PROVIDED RECORDS:
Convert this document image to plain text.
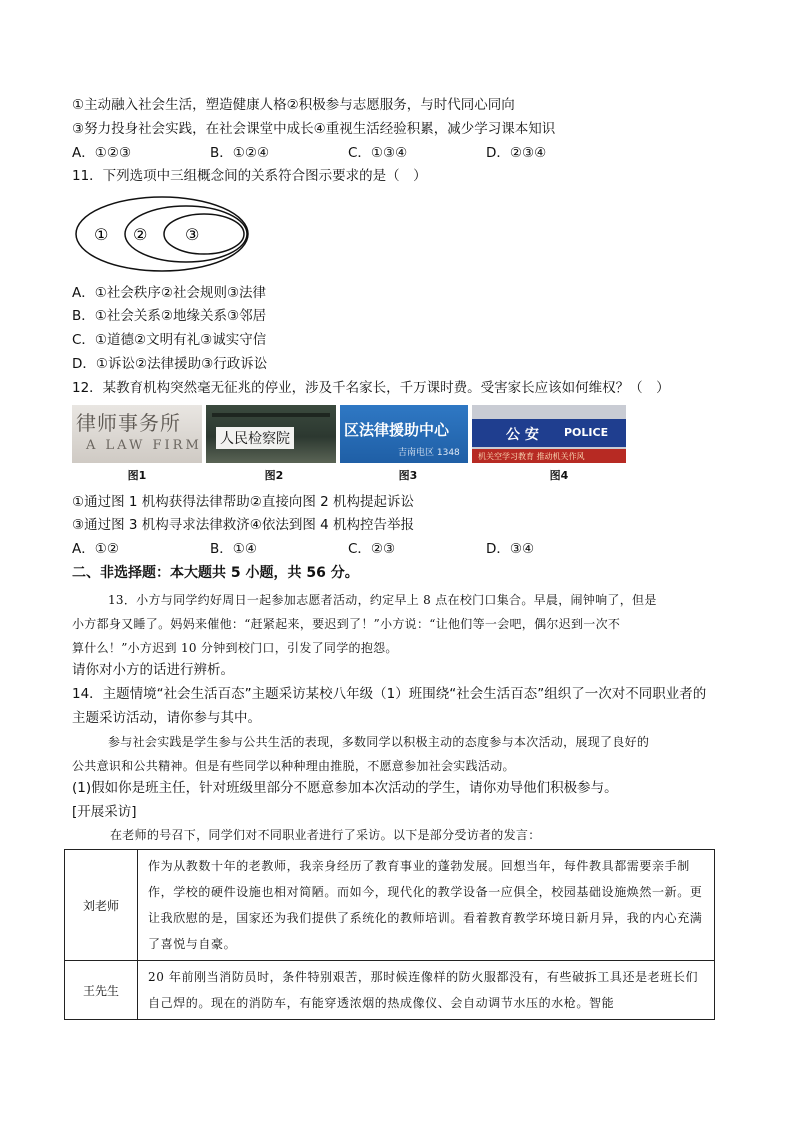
①主动融入社会生活，塑造健康人格②积极参与志愿服务，与时代同心同向
③努力投身社会实践，在社会课堂中成长④重视生活经验积累，减少学习课本知识
A．①②③	B．①②④	C．①③④	D．②③④
11．下列选项中三组概念间的关系符合图示要求的是（　）
① ② ③
A．①社会秩序②社会规则③法律
B．①社会关系②地缘关系③邻居
C．①道德②文明有礼③诚实守信
D．①诉讼②法律援助③行政诉讼
12．某教育机构突然毫无征兆的停业，涉及千名家长，千万课时费。受害家长应该如何维权？（　）
律师事务所
A LAW FIRM
图1
人民检察院
图2
区法律援助中心
吉南电区 1348
图3
公 安 POLICE
机关空学习教育 推动机关作风
图4
①通过图 1 机构获得法律帮助②直接向图 2 机构提起诉讼
③通过图 3 机构寻求法律救济④依法到图 4 机构控告举报
A．①②	B．①④	C．②③	D．③④
二、非选择题：本大题共 5 小题，共 56 分。
13．小方与同学约好周日一起参加志愿者活动，约定早上 8 点在校门口集合。早晨，闹钟响了，但是
小方都身又睡了。妈妈来催他：“赶紧起来，要迟到了！”小方说：“让他们等一会吧，偶尔迟到一次不
算什么！”小方迟到 10 分钟到校门口，引发了同学的抱怨。
请你对小方的话进行辨析。
14．主题情境“社会生活百态”主题采访某校八年级（1）班围绕“社会生活百态”组织了一次对不同职业者的
主题采访活动，请你参与其中。
参与社会实践是学生参与公共生活的表现，多数同学以积极主动的态度参与本次活动，展现了良好的
公共意识和公共精神。但是有些同学以种种理由推脱，不愿意参加社会实践活动。
(1)假如你是班主任，针对班级里部分不愿意参加本次活动的学生，请你劝导他们积极参与。
[开展采访]
在老师的号召下，同学们对不同职业者进行了采访。以下是部分受访者的发言：
刘老师	作为从教数十年的老教师，我亲身经历了教育事业的蓬勃发展。回想当年，每件教具都需要亲手制作，学校的硬件设施也相对简陋。而如今，现代化的教学设备一应俱全，校园基础设施焕然一新。更让我欣慰的是，国家还为我们提供了系统化的教师培训。看着教育教学环境日新月异，我的内心充满了喜悦与自豪。
王先生	20 年前刚当消防员时，条件特别艰苦，那时候连像样的防火服都没有，有些破拆工具还是老班长们自己焊的。现在的消防车，有能穿透浓烟的热成像仪、会自动调节水压的水枪。智能
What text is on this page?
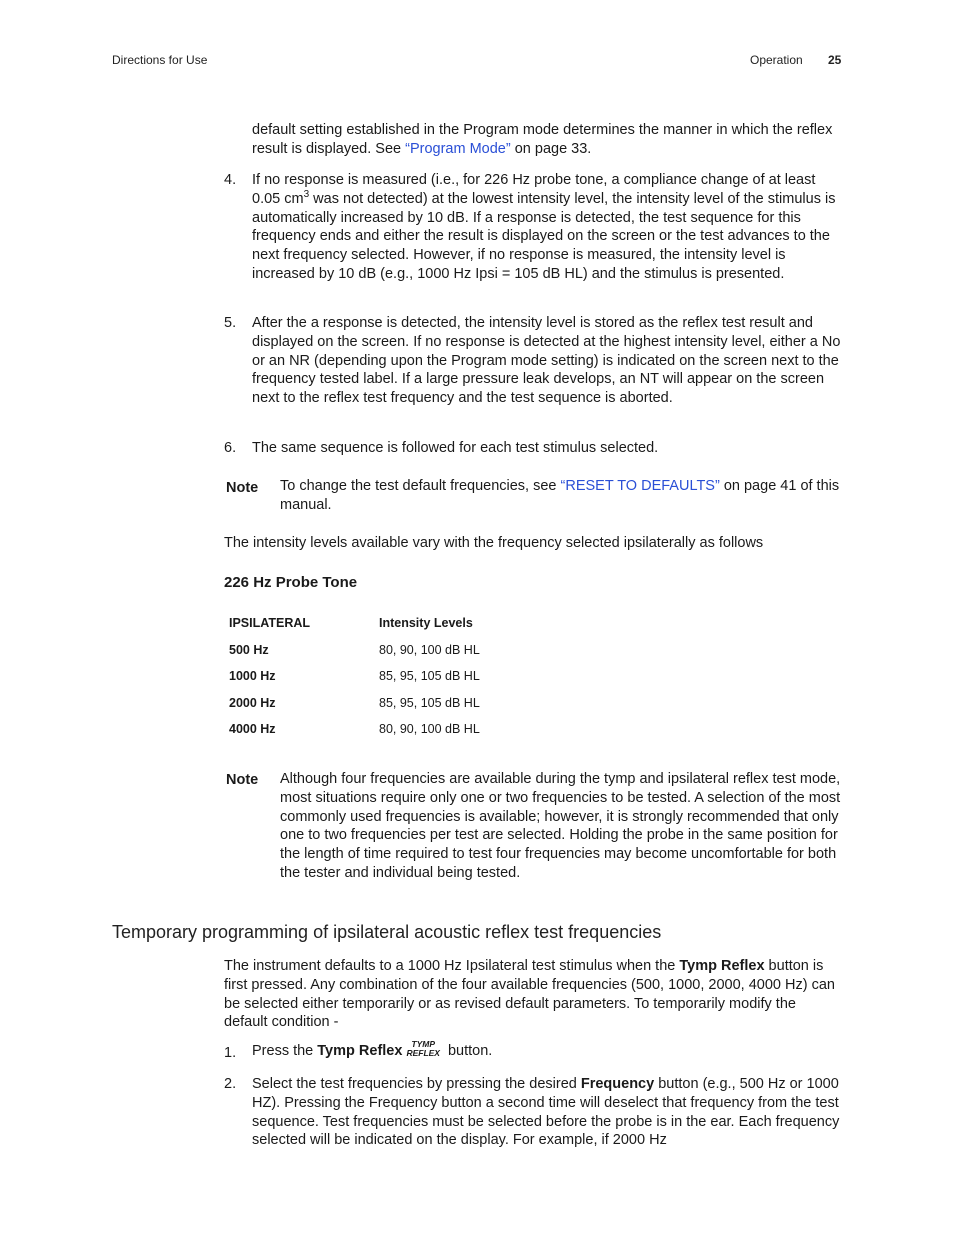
Directions for Use	Operation 25
default setting established in the Program mode determines the manner in which the reflex result is displayed. See “Program Mode” on page 33.
4. If no response is measured (i.e., for 226 Hz probe tone, a compliance change of at least 0.05 $cm^3$ was not detected) at the lowest intensity level, the intensity level of the stimulus is automatically increased by 10 dB. If a response is detected, the test sequence for this frequency ends and either the result is displayed on the screen or the test advances to the next frequency selected. However, if no response is measured, the intensity level is increased by 10 dB (e.g., 1000 Hz Ipsi = 105 dB HL) and the stimulus is presented.
5. After the a response is detected, the intensity level is stored as the reflex test result and displayed on the screen. If no response is detected at the highest intensity level, either a No or an NR (depending upon the Program mode setting) is indicated on the screen next to the frequency tested label. If a large pressure leak develops, an NT will appear on the screen next to the reflex test frequency and the test sequence is aborted.
6. The same sequence is followed for each test stimulus selected.
Note To change the test default frequencies, see “RESET TO DEFAULTS” on page 41 of this manual.
The intensity levels available vary with the frequency selected ipsilaterally as follows
226 Hz Probe Tone
IPSILATERAL	Intensity Levels
500 Hz	80, 90, 100 dB HL
1000 Hz	85, 95, 105 dB HL
2000 Hz	85, 95, 105 dB HL
4000 Hz	80, 90, 100 dB HL
Note Although four frequencies are available during the tymp and ipsilateral reflex test mode, most situations require only one or two frequencies to be tested. A selection of the most commonly used frequencies is available; however, it is strongly recommended that only one to two frequencies per test are selected. Holding the probe in the same position for the length of time required to test four frequencies may become uncomfortable for both the tester and individual being tested.
Temporary programming of ipsilateral acoustic reflex test frequencies
The instrument defaults to a 1000 Hz Ipsilateral test stimulus when the Tymp Reflex button is first pressed. Any combination of the four available frequencies (500, 1000, 2000, 4000 Hz) can be selected either temporarily or as revised default parameters. To temporarily modify the default condition -
1. Press the Tymp Reflex	TYMP
REFLEX button.
2. Select the test frequencies by pressing the desired Frequency button (e.g., 500 Hz or 1000 HZ). Pressing the Frequency button a second time will deselect that frequency from the test sequence. Test frequencies must be selected before the probe is in the ear. Each frequency selected will be indicated on the display. For example, if 2000 Hz
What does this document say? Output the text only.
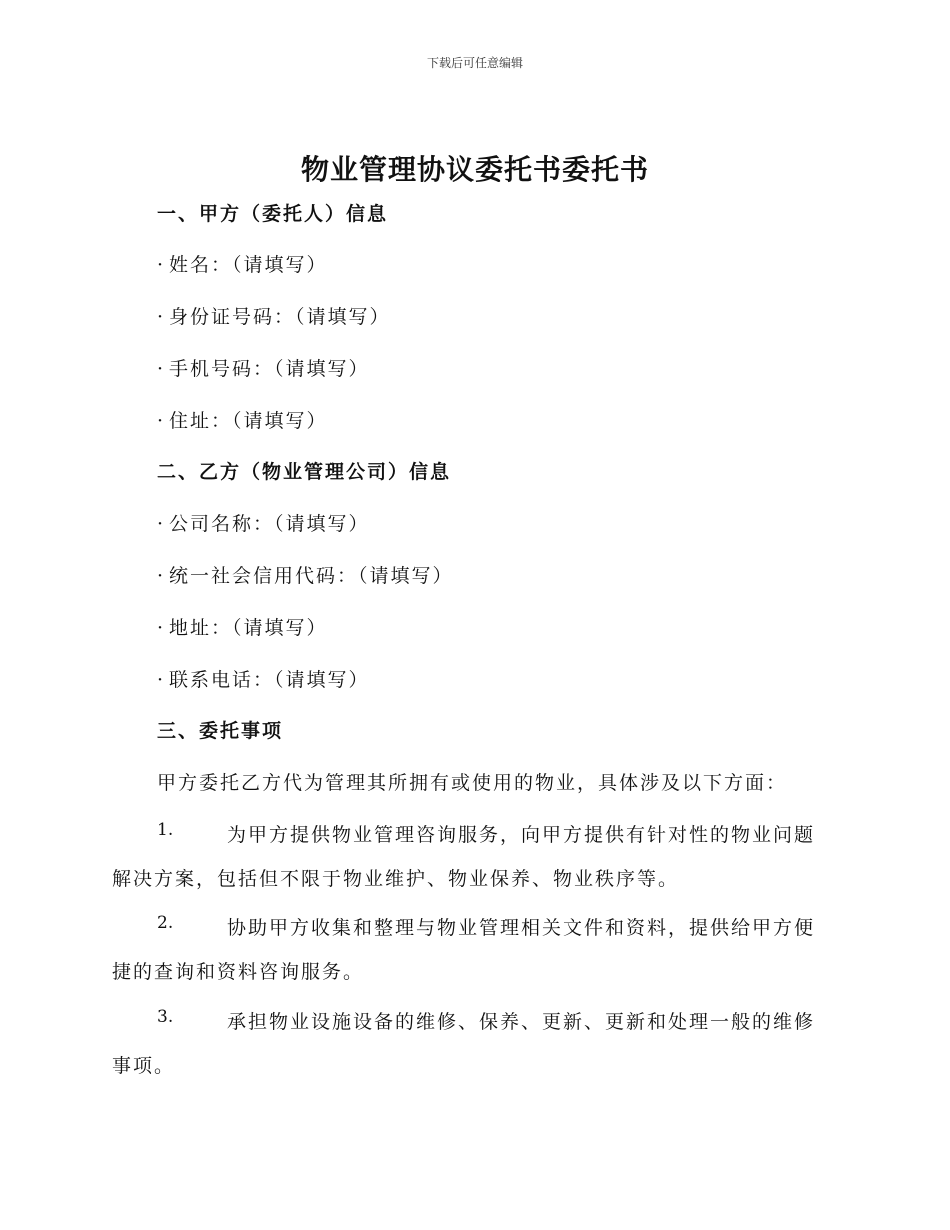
下载后可任意编辑
物业管理协议委托书委托书

一、甲方（委托人）信息

· 姓名：（请填写）

· 身份证号码：（请填写）

· 手机号码：（请填写）

· 住址：（请填写）

二、乙方（物业管理公司）信息

· 公司名称：（请填写）

· 统一社会信用代码：（请填写）

· 地址：（请填写）

· 联系电话：（请填写）

三、委托事项

甲方委托乙方代为管理其所拥有或使用的物业，具体涉及以下方面：

1.	为甲方提供物业管理咨询服务，向甲方提供有针对性的物业问题
解决方案，包括但不限于物业维护、物业保养、物业秩序等。
2.	协助甲方收集和整理与物业管理相关文件和资料，提供给甲方便
捷的查询和资料咨询服务。
3.	承担物业设施设备的维修、保养、更新、更新和处理一般的维修
事项。
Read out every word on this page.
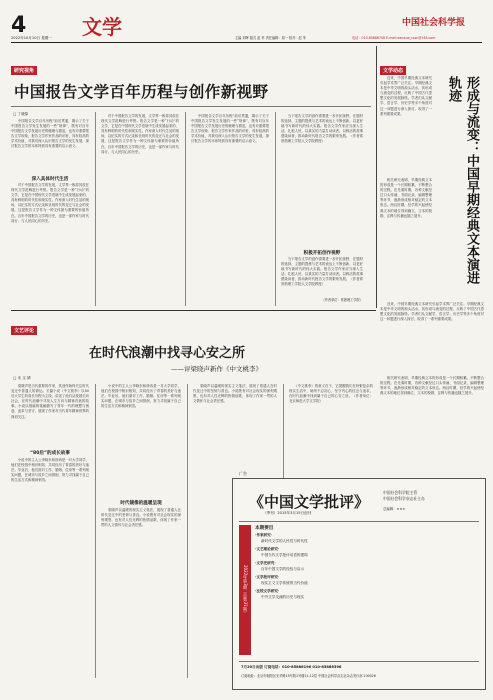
4
2022年10月10日 星期一 文学	中国社会科学报
主编 刘晖 版式 赵 苇 责任编辑：周一 校对：赵 苇	电话：010-85886708 E-mail:wenxue_cssn@163.com
研究视角
中国报告文学百年历程与创作新视野
□ 丁晓原
　　中国报告文学百年历程”前后贯通，揭示了关于中国报告文学发生发展的一些“规律”，既有对百年中国报告文学发展历史的梳理与描述，也有对重要报告文学现象、报告文学作家作品的评析，具有较高的学术价值，对我们深入认识报告文学的发生发展，探讨报告文学的本体特质具有重要的启示意义。
深入具体时代生活
　　对于中国报告文学的发展，文学界一般将其放在现代文学范畴进行考察。报告文学是一种“行动”的文学，它是在中国现代文学语境中生成发展起来的，具有鲜明的时代性和现实性。作家深入时代生活的现场，以纪实的方式记录和呈现时代的变迁与社会的发展，这是报告文学作为一种文体最为重要的价值所在。百年中国报告文学的历史，也是一部作家与时代同行、与人民同心的历史。
　　对于中国报告文学的发展，文学界一般将其放在现代文学范畴进行考察。报告文学是一种“行动”的文学，它是在中国现代文学语境中生成发展起来的，具有鲜明的时代性和现实性。作家深入时代生活的现场，以纪实的方式记录和呈现时代的变迁与社会的发展，这是报告文学作为一种文体最为重要的价值所在。百年中国报告文学的历史，也是一部作家与时代同行、与人民同心的历史。
　　中国报告文学百年历程”前后贯通，揭示了关于中国报告文学发生发展的一些“规律”，既有对百年中国报告文学发展历史的梳理与描述，也有对重要报告文学现象、报告文学作家作品的评析，具有较高的学术价值，对我们深入认识报告文学的发生发展，探讨报告文学的本体特质具有重要的启示意义。
　　当下报告文学的创作需要进一步开拓视野，在题材的选择、主题的提炼与艺术的表达上不断创新，以更好地书写新时代的伟大实践。报告文学作家应当深入生活、扎根人民，以真实的力量打动读者，以鲜活的故事感染读者，推动新时代报告文学的繁荣发展。（作者系常熟理工学院人文学院教授）
积极开拓创作视野
　　当下报告文学的创作需要进一步开拓视野，在题材的选择、主题的提炼与艺术的表达上不断创新，以更好地书写新时代的伟大实践。报告文学作家应当深入生活、扎根人民，以真实的力量打动读者，以鲜活的故事感染读者，推动新时代报告文学的繁荣发展。（作者系常熟理工学院人文学院教授）
（作者单位：常熟理工学院）
文学动态
　　近来，中国早期经典文本研究引起学术界广泛关注。早期经典文本是中华文明的源头活水，其形成与流变的过程，反映了中国古代思想文化的发展脉络。学者们从文献学、语言学、历史学等多个角度对这一问题进行深入探讨，取得了一系列重要成果。	形成与流变：中国早期经典文本演进轨迹
　　相关研究表明，早期经典文本的形成是一个长期积累、不断整合的过程。在先秦时期，各种文献经过口头传诵、书面记录、编辑整理等环节，逐渐形成相对稳定的文本形态。两汉时期，经学的兴起使经典文本的地位得到确立，文本的校勘、注释与传播也随之展开。
　　近来，中国早期经典文本研究引起学术界广泛关注。早期经典文本是中华文明的源头活水，其形成与流变的过程，反映了中国古代思想文化的发展脉络。学者们从文献学、语言学、历史学等多个角度对这一问题进行深入探讨，取得了一系列重要成果。
　　相关研究表明，早期经典文本的形成是一个长期积累、不断整合的过程。在先秦时期，各种文献经过口头传诵、书面记录、编辑整理等环节，逐渐形成相对稳定的文本形态。两汉时期，经学的兴起使经典文本的地位得到确立，文本的校勘、注释与传播也随之展开。
文艺评论
在时代浪潮中找寻心安之所
——评梁晓声新作《中文桃李》
□ 禾 玉 婧
　　梁晓声是当代重要的作家，其创作始终关注时代变迁中普通人的命运。长篇小说《中文桃李》以80后大学生的成长历程为主线，讲述了他们从校园走向社会，在时代浪潮中寻找人生方向与精神归宿的故事。小说以细腻的笔触描写了青年一代的理想与困惑、追求与坚守，展现了作家对当代青年精神世界的深切关注。
“80后”的成长故事
　　小说中的主人公李晓东和徐冉是一对大学同学，他们在校园中相识相知，共同经历了青春的美好与迷茫。毕业后，他们面对工作、婚姻、住房等一系列现实问题，在城市与故乡之间徘徊，努力寻找属于自己的生活方式和精神家园。
　　小说中的主人公李晓东和徐冉是一对大学同学，他们在校园中相识相知，共同经历了青春的美好与迷茫。毕业后，他们面对工作、婚姻、住房等一系列现实问题，在城市与故乡之间徘徊，努力寻找属于自己的生活方式和精神家园。
时代镜像的温暖呈现
　　梁晓声以温暖的现实主义笔法，展现了普通人在时代变迁中的坚韧与善良。小说既有对社会现实的深刻观察，也有对人性光辉的热情讴歌，体现了作家一贯的人文情怀与社会责任感。
　　梁晓声以温暖的现实主义笔法，展现了普通人在时代变迁中的坚韧与善良。小说既有对社会现实的深刻观察，也有对人性光辉的热情讴歌，体现了作家一贯的人文情怀与社会责任感。
　　《中文桃李》的意义在于，它提醒我们在纷繁复杂的现实生活中，始终不忘初心，坚守内心的信念与追求，在时代浪潮中找到属于自己的心安之所。（作者单位：北京师范大学文学院）
广告
《中国文学批评》
（季刊）2015年3月15日创刊
中国社会科学院主管
中国社会科学杂志社主办
总编辑：×××
2022年第3期（总第31期）
本期要目
·作家研究·
新时代文学的人民性与时代性
·文艺理论研究·
中国当代文学批评话语的建构
·文学史研究·
百年中国文学的经验与启示
·文学批评研究·
现实主义文学传统的当代价值
·比较文学研究·
中外文学交流的历史与现实
7月20日出版 订阅电话：010-85886196 010-85886396
订阅地址：北京市朝阳区光华路15号院1号楼11-12层 中国社会科学杂志社杂志发行部 100026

TASK GOAL: Copy every line that contains the string "学者们从文献学".

EXERCISE RESULT:
　　近来，中国早期经典文本研究引起学术界广泛关注。早期经典文本是中华文明的源头活水，其形成与流变的过程，反映了中国古代思想文化的发展脉络。学者们从文献学、语言学、历史学等多个角度对这一问题进行深入探讨，取得了一系列重要成果。	形成与流变：中国早期经典文本演进轨迹
　　近来，中国早期经典文本研究引起学术界广泛关注。早期经典文本是中华文明的源头活水，其形成与流变的过程，反映了中国古代思想文化的发展脉络。学者们从文献学、语言学、历史学等多个角度对这一问题进行深入探讨，取得了一系列重要成果。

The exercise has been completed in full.